_Data_:
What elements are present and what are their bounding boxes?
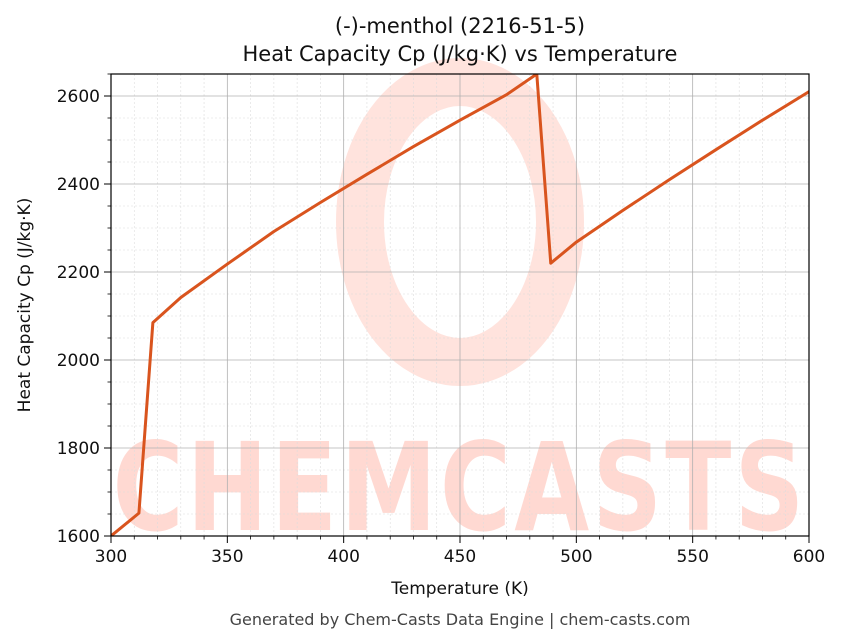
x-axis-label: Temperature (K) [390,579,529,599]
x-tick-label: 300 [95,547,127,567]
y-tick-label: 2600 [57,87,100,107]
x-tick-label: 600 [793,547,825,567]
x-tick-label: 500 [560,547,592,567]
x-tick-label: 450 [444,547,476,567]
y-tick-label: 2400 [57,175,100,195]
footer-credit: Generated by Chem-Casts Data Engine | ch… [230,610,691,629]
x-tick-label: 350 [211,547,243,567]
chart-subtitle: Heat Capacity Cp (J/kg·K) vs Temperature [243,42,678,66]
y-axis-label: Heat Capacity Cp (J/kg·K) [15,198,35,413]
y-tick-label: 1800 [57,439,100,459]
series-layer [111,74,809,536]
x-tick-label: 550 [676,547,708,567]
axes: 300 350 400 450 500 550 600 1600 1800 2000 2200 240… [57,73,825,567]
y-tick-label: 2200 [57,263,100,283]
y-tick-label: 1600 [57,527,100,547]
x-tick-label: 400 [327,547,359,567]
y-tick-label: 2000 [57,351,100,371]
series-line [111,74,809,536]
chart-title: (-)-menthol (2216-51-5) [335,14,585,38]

---

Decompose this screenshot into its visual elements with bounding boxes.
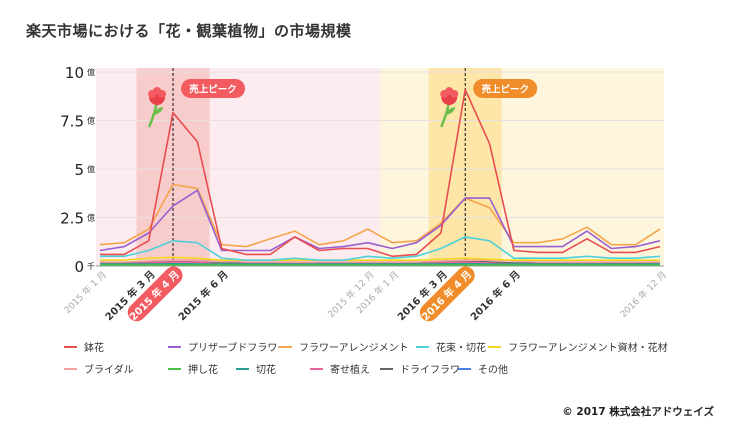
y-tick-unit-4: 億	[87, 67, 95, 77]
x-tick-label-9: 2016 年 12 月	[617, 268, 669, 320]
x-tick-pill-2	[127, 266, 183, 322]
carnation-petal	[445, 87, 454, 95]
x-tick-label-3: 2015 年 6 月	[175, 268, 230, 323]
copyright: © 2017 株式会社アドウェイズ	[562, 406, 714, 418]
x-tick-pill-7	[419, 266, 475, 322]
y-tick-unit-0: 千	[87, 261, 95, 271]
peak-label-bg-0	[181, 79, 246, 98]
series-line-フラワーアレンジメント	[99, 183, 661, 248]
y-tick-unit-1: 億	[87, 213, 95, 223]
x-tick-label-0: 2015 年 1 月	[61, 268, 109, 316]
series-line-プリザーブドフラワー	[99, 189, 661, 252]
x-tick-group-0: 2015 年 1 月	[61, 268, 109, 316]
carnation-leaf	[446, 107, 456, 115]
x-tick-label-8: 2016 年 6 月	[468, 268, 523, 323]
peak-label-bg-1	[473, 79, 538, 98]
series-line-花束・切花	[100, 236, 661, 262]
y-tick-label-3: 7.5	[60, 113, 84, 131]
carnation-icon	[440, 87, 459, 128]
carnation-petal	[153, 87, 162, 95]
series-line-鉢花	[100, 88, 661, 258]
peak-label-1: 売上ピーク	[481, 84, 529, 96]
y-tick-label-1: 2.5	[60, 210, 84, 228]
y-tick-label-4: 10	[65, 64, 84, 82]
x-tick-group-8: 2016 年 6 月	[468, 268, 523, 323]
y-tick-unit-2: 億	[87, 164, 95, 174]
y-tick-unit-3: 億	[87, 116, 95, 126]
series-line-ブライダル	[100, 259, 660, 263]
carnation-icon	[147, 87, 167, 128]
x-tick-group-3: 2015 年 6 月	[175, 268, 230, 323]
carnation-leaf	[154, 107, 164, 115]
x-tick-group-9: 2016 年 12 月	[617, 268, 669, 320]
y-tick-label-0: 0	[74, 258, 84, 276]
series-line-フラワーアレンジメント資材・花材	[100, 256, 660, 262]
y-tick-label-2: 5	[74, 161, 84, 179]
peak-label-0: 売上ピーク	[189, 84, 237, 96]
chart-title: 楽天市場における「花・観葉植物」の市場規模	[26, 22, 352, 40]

_Description of the task_:
Copy out the data from the line containing "x-axis-label: Temperature (K)" through the line containing "y-tick-label: 2400 [57,175,100,195]", both included, with nothing changed.

_Written answer_:
x-axis-label: Temperature (K) [390,579,529,599]
x-tick-label: 300 [95,547,127,567]
y-tick-label: 2600 [57,87,100,107]
x-tick-label: 600 [793,547,825,567]
x-tick-label: 500 [560,547,592,567]
x-tick-label: 450 [444,547,476,567]
y-tick-label: 2400 [57,175,100,195]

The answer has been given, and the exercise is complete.